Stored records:
*****
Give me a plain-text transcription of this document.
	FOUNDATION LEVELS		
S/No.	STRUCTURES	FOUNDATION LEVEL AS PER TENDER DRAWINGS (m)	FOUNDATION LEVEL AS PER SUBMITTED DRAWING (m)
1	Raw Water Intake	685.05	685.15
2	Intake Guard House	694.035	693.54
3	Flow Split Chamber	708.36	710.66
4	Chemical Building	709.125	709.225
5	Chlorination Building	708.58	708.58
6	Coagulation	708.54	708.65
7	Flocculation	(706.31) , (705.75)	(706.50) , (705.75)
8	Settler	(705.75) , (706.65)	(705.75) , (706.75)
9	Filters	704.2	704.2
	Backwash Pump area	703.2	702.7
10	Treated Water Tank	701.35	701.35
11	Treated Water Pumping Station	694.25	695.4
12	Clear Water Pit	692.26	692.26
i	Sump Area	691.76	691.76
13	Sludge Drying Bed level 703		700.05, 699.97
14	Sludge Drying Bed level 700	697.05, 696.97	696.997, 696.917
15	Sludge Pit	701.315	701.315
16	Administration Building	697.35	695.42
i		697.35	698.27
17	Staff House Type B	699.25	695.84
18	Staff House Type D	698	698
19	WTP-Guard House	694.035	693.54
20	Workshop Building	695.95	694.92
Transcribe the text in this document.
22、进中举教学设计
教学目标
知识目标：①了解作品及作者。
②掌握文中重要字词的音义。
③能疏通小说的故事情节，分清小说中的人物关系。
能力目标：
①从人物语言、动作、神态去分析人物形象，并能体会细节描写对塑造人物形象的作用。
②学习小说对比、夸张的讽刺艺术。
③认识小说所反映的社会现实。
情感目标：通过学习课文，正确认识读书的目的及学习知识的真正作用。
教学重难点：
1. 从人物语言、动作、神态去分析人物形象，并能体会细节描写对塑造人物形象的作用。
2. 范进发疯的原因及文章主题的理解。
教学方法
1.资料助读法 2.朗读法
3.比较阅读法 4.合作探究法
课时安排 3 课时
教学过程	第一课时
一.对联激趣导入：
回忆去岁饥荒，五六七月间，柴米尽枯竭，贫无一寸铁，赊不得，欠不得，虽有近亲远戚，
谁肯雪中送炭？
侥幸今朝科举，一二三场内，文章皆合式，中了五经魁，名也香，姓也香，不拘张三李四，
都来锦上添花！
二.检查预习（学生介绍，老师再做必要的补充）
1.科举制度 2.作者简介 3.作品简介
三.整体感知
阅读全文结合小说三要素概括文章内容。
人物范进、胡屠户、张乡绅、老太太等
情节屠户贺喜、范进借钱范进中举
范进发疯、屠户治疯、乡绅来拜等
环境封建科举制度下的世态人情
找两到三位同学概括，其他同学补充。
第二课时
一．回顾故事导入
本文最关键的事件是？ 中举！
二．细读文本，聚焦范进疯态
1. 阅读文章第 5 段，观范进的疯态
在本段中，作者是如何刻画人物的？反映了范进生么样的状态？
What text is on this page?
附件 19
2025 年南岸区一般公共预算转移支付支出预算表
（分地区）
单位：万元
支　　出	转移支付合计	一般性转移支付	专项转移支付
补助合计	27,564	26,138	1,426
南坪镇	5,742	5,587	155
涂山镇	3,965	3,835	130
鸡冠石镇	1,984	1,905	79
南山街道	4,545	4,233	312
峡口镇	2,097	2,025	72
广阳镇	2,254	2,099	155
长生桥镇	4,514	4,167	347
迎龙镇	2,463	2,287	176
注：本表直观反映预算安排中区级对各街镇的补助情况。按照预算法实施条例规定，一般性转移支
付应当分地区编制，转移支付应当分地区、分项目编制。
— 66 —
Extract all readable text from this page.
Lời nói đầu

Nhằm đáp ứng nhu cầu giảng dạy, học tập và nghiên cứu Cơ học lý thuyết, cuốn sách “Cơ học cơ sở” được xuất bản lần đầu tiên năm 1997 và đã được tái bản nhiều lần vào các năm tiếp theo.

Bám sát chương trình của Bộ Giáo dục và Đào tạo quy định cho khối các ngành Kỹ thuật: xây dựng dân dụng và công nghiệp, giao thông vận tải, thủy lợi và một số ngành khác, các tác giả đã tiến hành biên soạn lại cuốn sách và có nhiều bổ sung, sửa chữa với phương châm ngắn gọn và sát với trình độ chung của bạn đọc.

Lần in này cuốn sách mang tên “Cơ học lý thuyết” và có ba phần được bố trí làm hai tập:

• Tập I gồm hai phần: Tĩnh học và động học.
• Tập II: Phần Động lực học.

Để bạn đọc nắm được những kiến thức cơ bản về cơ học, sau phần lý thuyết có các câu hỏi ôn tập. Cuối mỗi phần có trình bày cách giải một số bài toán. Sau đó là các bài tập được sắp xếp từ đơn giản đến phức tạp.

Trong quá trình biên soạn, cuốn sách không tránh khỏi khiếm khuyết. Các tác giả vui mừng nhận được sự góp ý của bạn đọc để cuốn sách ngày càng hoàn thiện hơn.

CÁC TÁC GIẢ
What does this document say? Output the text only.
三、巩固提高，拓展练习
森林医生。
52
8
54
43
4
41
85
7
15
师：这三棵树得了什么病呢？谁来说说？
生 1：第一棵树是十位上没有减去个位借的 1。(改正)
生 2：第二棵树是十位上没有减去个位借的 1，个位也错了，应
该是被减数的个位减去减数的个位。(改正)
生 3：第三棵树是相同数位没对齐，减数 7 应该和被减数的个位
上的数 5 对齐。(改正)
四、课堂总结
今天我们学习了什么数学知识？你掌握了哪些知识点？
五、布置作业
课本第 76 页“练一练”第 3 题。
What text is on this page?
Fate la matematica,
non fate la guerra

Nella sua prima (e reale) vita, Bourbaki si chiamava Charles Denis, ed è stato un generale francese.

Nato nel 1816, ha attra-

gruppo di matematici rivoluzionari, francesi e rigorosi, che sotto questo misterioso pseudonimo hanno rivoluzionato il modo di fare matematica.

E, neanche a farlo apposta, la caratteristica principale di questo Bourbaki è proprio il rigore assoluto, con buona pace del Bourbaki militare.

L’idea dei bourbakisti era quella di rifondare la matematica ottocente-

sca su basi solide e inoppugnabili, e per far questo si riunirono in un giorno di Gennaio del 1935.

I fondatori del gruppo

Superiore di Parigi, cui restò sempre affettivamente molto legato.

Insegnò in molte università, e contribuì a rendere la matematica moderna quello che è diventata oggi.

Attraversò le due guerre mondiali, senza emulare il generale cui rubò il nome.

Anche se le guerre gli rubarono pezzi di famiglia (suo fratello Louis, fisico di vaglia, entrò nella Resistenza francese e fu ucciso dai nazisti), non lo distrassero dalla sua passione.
*****
What you need to do
Set all of the records down again, exactly as they stand.

Answer to this exercise
Give me a plain-text transcription of this document.
	FOUNDATION LEVELS		
S/No.	STRUCTURES	FOUNDATION LEVEL AS PER TENDER DRAWINGS (m)	FOUNDATION LEVEL AS PER SUBMITTED DRAWING (m)
1	Raw Water Intake	685.05	685.15
2	Intake Guard House	694.035	693.54
3	Flow Split Chamber	708.36	710.66
4	Chemical Building	709.125	709.225
5	Chlorination Building	708.58	708.58
6	Coagulation	708.54	708.65
7	Flocculation	(706.31) , (705.75)	(706.50) , (705.75)
8	Settler	(705.75) , (706.65)	(705.75) , (706.75)
9	Filters	704.2	704.2
	Backwash Pump area	703.2	702.7
10	Treated Water Tank	701.35	701.35
11	Treated Water Pumping Station	694.25	695.4
12	Clear Water Pit	692.26	692.26
i	Sump Area	691.76	691.76
13	Sludge Drying Bed level 703		700.05, 699.97
14	Sludge Drying Bed level 700	697.05, 696.97	696.997, 696.917
15	Sludge Pit	701.315	701.315
16	Administration Building	697.35	695.42
i		697.35	698.27
17	Staff House Type B	699.25	695.84
18	Staff House Type D	698	698
19	WTP-Guard House	694.035	693.54
20	Workshop Building	695.95	694.92
Transcribe the text in this document.
22、进中举教学设计
教学目标
知识目标：①了解作品及作者。
②掌握文中重要字词的音义。
③能疏通小说的故事情节，分清小说中的人物关系。
能力目标：
①从人物语言、动作、神态去分析人物形象，并能体会细节描写对塑造人物形象的作用。
②学习小说对比、夸张的讽刺艺术。
③认识小说所反映的社会现实。
情感目标：通过学习课文，正确认识读书的目的及学习知识的真正作用。
教学重难点：
1. 从人物语言、动作、神态去分析人物形象，并能体会细节描写对塑造人物形象的作用。
2. 范进发疯的原因及文章主题的理解。
教学方法
1.资料助读法 2.朗读法
3.比较阅读法 4.合作探究法
课时安排 3 课时
教学过程	第一课时
一.对联激趣导入：
回忆去岁饥荒，五六七月间，柴米尽枯竭，贫无一寸铁，赊不得，欠不得，虽有近亲远戚，
谁肯雪中送炭？
侥幸今朝科举，一二三场内，文章皆合式，中了五经魁，名也香，姓也香，不拘张三李四，
都来锦上添花！
二.检查预习（学生介绍，老师再做必要的补充）
1.科举制度 2.作者简介 3.作品简介
三.整体感知
阅读全文结合小说三要素概括文章内容。
人物范进、胡屠户、张乡绅、老太太等
情节屠户贺喜、范进借钱范进中举
范进发疯、屠户治疯、乡绅来拜等
环境封建科举制度下的世态人情
找两到三位同学概括，其他同学补充。
第二课时
一．回顾故事导入
本文最关键的事件是？ 中举！
二．细读文本，聚焦范进疯态
1. 阅读文章第 5 段，观范进的疯态
在本段中，作者是如何刻画人物的？反映了范进生么样的状态？
What text is on this page?
附件 19
2025 年南岸区一般公共预算转移支付支出预算表
（分地区）
单位：万元
支　　出	转移支付合计	一般性转移支付	专项转移支付
补助合计	27,564	26,138	1,426
南坪镇	5,742	5,587	155
涂山镇	3,965	3,835	130
鸡冠石镇	1,984	1,905	79
南山街道	4,545	4,233	312
峡口镇	2,097	2,025	72
广阳镇	2,254	2,099	155
长生桥镇	4,514	4,167	347
迎龙镇	2,463	2,287	176
注：本表直观反映预算安排中区级对各街镇的补助情况。按照预算法实施条例规定，一般性转移支
付应当分地区编制，转移支付应当分地区、分项目编制。
— 66 —
Extract all readable text from this page.
Lời nói đầu

Nhằm đáp ứng nhu cầu giảng dạy, học tập và nghiên cứu Cơ học lý thuyết, cuốn sách “Cơ học cơ sở” được xuất bản lần đầu tiên năm 1997 và đã được tái bản nhiều lần vào các năm tiếp theo.

Bám sát chương trình của Bộ Giáo dục và Đào tạo quy định cho khối các ngành Kỹ thuật: xây dựng dân dụng và công nghiệp, giao thông vận tải, thủy lợi và một số ngành khác, các tác giả đã tiến hành biên soạn lại cuốn sách và có nhiều bổ sung, sửa chữa với phương châm ngắn gọn và sát với trình độ chung của bạn đọc.

Lần in này cuốn sách mang tên “Cơ học lý thuyết” và có ba phần được bố trí làm hai tập:

• Tập I gồm hai phần: Tĩnh học và động học.
• Tập II: Phần Động lực học.

Để bạn đọc nắm được những kiến thức cơ bản về cơ học, sau phần lý thuyết có các câu hỏi ôn tập. Cuối mỗi phần có trình bày cách giải một số bài toán. Sau đó là các bài tập được sắp xếp từ đơn giản đến phức tạp.

Trong quá trình biên soạn, cuốn sách không tránh khỏi khiếm khuyết. Các tác giả vui mừng nhận được sự góp ý của bạn đọc để cuốn sách ngày càng hoàn thiện hơn.

CÁC TÁC GIẢ
What does this document say? Output the text only.
三、巩固提高，拓展练习
森林医生。
52
8
54
43
4
41
85
7
15
师：这三棵树得了什么病呢？谁来说说？
生 1：第一棵树是十位上没有减去个位借的 1。(改正)
生 2：第二棵树是十位上没有减去个位借的 1，个位也错了，应
该是被减数的个位减去减数的个位。(改正)
生 3：第三棵树是相同数位没对齐，减数 7 应该和被减数的个位
上的数 5 对齐。(改正)
四、课堂总结
今天我们学习了什么数学知识？你掌握了哪些知识点？
五、布置作业
课本第 76 页“练一练”第 3 题。
What text is on this page?
Fate la matematica,
non fate la guerra

Nella sua prima (e reale) vita, Bourbaki si chiamava Charles Denis, ed è stato un generale francese.

Nato nel 1816, ha attra-

gruppo di matematici rivoluzionari, francesi e rigorosi, che sotto questo misterioso pseudonimo hanno rivoluzionato il modo di fare matematica.

E, neanche a farlo apposta, la caratteristica principale di questo Bourbaki è proprio il rigore assoluto, con buona pace del Bourbaki militare.

L’idea dei bourbakisti era quella di rifondare la matematica ottocente-

sca su basi solide e inoppugnabili, e per far questo si riunirono in un giorno di Gennaio del 1935.

I fondatori del gruppo

Superiore di Parigi, cui restò sempre affettivamente molto legato.

Insegnò in molte università, e contribuì a rendere la matematica moderna quello che è diventata oggi.

Attraversò le due guerre mondiali, senza emulare il generale cui rubò il nome.

Anche se le guerre gli rubarono pezzi di famiglia (suo fratello Louis, fisico di vaglia, entrò nella Resistenza francese e fu ucciso dai nazisti), non lo distrassero dalla sua passione.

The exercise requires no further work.